§ What to produce
Print each line exactly as it is given.
-- Input rows start --
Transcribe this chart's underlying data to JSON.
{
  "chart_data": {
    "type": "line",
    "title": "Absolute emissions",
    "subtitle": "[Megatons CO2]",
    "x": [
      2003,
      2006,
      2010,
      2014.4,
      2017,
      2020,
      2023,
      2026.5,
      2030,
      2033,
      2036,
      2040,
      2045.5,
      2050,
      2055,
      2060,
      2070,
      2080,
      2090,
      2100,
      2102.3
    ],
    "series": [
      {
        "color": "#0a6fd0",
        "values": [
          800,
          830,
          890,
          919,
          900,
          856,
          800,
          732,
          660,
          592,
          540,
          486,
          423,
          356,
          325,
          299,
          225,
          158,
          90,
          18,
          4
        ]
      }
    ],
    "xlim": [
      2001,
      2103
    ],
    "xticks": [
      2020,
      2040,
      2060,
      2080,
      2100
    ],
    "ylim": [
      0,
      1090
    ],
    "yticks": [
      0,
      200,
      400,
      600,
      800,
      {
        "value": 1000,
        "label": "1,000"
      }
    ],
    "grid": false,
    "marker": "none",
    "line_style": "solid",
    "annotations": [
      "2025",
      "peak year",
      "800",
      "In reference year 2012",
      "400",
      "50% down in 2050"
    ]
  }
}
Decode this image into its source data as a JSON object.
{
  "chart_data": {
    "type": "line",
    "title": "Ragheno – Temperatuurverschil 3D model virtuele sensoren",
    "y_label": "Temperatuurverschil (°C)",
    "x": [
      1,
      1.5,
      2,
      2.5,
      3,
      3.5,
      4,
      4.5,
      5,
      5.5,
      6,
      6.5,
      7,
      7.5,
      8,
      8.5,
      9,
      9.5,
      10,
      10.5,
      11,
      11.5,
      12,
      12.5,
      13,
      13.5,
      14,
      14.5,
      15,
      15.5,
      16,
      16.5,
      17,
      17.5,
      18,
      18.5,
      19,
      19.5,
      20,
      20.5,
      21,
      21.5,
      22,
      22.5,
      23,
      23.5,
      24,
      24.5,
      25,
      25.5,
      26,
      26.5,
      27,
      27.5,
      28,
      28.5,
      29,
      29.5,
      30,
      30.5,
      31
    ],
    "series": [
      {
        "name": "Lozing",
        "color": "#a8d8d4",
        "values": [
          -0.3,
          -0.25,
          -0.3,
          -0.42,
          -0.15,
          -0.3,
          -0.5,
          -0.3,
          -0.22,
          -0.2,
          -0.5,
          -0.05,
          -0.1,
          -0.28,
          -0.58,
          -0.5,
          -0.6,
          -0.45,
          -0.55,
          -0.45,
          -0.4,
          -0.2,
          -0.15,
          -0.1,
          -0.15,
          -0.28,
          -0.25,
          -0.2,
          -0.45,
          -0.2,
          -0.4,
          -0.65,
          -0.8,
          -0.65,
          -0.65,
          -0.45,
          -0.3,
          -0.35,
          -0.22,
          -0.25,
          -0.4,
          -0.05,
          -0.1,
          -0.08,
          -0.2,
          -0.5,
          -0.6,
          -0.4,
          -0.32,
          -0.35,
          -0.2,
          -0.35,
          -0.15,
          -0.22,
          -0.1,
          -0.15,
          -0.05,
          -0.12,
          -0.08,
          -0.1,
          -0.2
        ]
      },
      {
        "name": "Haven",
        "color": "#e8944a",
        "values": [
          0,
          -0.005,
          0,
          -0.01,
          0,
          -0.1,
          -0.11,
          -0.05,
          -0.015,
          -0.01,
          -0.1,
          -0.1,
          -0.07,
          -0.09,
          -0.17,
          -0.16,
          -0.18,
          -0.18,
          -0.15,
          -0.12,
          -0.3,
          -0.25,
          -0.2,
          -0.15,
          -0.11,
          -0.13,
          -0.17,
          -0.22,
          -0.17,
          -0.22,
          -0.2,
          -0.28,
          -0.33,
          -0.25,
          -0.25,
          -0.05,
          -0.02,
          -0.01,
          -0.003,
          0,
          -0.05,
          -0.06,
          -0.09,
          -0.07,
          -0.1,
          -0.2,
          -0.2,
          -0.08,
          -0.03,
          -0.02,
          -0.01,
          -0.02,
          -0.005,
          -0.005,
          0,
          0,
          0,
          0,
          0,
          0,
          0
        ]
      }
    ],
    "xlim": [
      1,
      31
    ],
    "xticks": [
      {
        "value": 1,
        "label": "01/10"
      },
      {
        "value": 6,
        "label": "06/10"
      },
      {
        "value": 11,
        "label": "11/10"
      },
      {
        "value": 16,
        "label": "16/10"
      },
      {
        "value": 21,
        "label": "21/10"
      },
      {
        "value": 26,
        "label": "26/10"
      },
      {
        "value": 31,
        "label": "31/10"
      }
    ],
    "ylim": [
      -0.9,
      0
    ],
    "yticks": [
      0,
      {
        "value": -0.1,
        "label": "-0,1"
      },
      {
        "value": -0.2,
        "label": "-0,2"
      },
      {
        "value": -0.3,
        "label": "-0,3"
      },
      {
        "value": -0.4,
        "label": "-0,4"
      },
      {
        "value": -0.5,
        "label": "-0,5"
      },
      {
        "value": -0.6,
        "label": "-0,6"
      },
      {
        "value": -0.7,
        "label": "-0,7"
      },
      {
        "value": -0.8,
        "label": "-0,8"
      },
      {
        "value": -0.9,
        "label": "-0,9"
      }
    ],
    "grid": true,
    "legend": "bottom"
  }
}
-- Input rows end --
§ Expected answer
Transcribe this chart's underlying data to JSON.
{
  "chart_data": {
    "type": "line",
    "title": "Absolute emissions",
    "subtitle": "[Megatons CO2]",
    "x": [
      2003,
      2006,
      2010,
      2014.4,
      2017,
      2020,
      2023,
      2026.5,
      2030,
      2033,
      2036,
      2040,
      2045.5,
      2050,
      2055,
      2060,
      2070,
      2080,
      2090,
      2100,
      2102.3
    ],
    "series": [
      {
        "color": "#0a6fd0",
        "values": [
          800,
          830,
          890,
          919,
          900,
          856,
          800,
          732,
          660,
          592,
          540,
          486,
          423,
          356,
          325,
          299,
          225,
          158,
          90,
          18,
          4
        ]
      }
    ],
    "xlim": [
      2001,
      2103
    ],
    "xticks": [
      2020,
      2040,
      2060,
      2080,
      2100
    ],
    "ylim": [
      0,
      1090
    ],
    "yticks": [
      0,
      200,
      400,
      600,
      800,
      {
        "value": 1000,
        "label": "1,000"
      }
    ],
    "grid": false,
    "marker": "none",
    "line_style": "solid",
    "annotations": [
      "2025",
      "peak year",
      "800",
      "In reference year 2012",
      "400",
      "50% down in 2050"
    ]
  }
}
Decode this image into its source data as a JSON object.
{
  "chart_data": {
    "type": "line",
    "title": "Ragheno – Temperatuurverschil 3D model virtuele sensoren",
    "y_label": "Temperatuurverschil (°C)",
    "x": [
      1,
      1.5,
      2,
      2.5,
      3,
      3.5,
      4,
      4.5,
      5,
      5.5,
      6,
      6.5,
      7,
      7.5,
      8,
      8.5,
      9,
      9.5,
      10,
      10.5,
      11,
      11.5,
      12,
      12.5,
      13,
      13.5,
      14,
      14.5,
      15,
      15.5,
      16,
      16.5,
      17,
      17.5,
      18,
      18.5,
      19,
      19.5,
      20,
      20.5,
      21,
      21.5,
      22,
      22.5,
      23,
      23.5,
      24,
      24.5,
      25,
      25.5,
      26,
      26.5,
      27,
      27.5,
      28,
      28.5,
      29,
      29.5,
      30,
      30.5,
      31
    ],
    "series": [
      {
        "name": "Lozing",
        "color": "#a8d8d4",
        "values": [
          -0.3,
          -0.25,
          -0.3,
          -0.42,
          -0.15,
          -0.3,
          -0.5,
          -0.3,
          -0.22,
          -0.2,
          -0.5,
          -0.05,
          -0.1,
          -0.28,
          -0.58,
          -0.5,
          -0.6,
          -0.45,
          -0.55,
          -0.45,
          -0.4,
          -0.2,
          -0.15,
          -0.1,
          -0.15,
          -0.28,
          -0.25,
          -0.2,
          -0.45,
          -0.2,
          -0.4,
          -0.65,
          -0.8,
          -0.65,
          -0.65,
          -0.45,
          -0.3,
          -0.35,
          -0.22,
          -0.25,
          -0.4,
          -0.05,
          -0.1,
          -0.08,
          -0.2,
          -0.5,
          -0.6,
          -0.4,
          -0.32,
          -0.35,
          -0.2,
          -0.35,
          -0.15,
          -0.22,
          -0.1,
          -0.15,
          -0.05,
          -0.12,
          -0.08,
          -0.1,
          -0.2
        ]
      },
      {
        "name": "Haven",
        "color": "#e8944a",
        "values": [
          0,
          -0.005,
          0,
          -0.01,
          0,
          -0.1,
          -0.11,
          -0.05,
          -0.015,
          -0.01,
          -0.1,
          -0.1,
          -0.07,
          -0.09,
          -0.17,
          -0.16,
          -0.18,
          -0.18,
          -0.15,
          -0.12,
          -0.3,
          -0.25,
          -0.2,
          -0.15,
          -0.11,
          -0.13,
          -0.17,
          -0.22,
          -0.17,
          -0.22,
          -0.2,
          -0.28,
          -0.33,
          -0.25,
          -0.25,
          -0.05,
          -0.02,
          -0.01,
          -0.003,
          0,
          -0.05,
          -0.06,
          -0.09,
          -0.07,
          -0.1,
          -0.2,
          -0.2,
          -0.08,
          -0.03,
          -0.02,
          -0.01,
          -0.02,
          -0.005,
          -0.005,
          0,
          0,
          0,
          0,
          0,
          0,
          0
        ]
      }
    ],
    "xlim": [
      1,
      31
    ],
    "xticks": [
      {
        "value": 1,
        "label": "01/10"
      },
      {
        "value": 6,
        "label": "06/10"
      },
      {
        "value": 11,
        "label": "11/10"
      },
      {
        "value": 16,
        "label": "16/10"
      },
      {
        "value": 21,
        "label": "21/10"
      },
      {
        "value": 26,
        "label": "26/10"
      },
      {
        "value": 31,
        "label": "31/10"
      }
    ],
    "ylim": [
      -0.9,
      0
    ],
    "yticks": [
      0,
      {
        "value": -0.1,
        "label": "-0,1"
      },
      {
        "value": -0.2,
        "label": "-0,2"
      },
      {
        "value": -0.3,
        "label": "-0,3"
      },
      {
        "value": -0.4,
        "label": "-0,4"
      },
      {
        "value": -0.5,
        "label": "-0,5"
      },
      {
        "value": -0.6,
        "label": "-0,6"
      },
      {
        "value": -0.7,
        "label": "-0,7"
      },
      {
        "value": -0.8,
        "label": "-0,8"
      },
      {
        "value": -0.9,
        "label": "-0,9"
      }
    ],
    "grid": true,
    "legend": "bottom"
  }
}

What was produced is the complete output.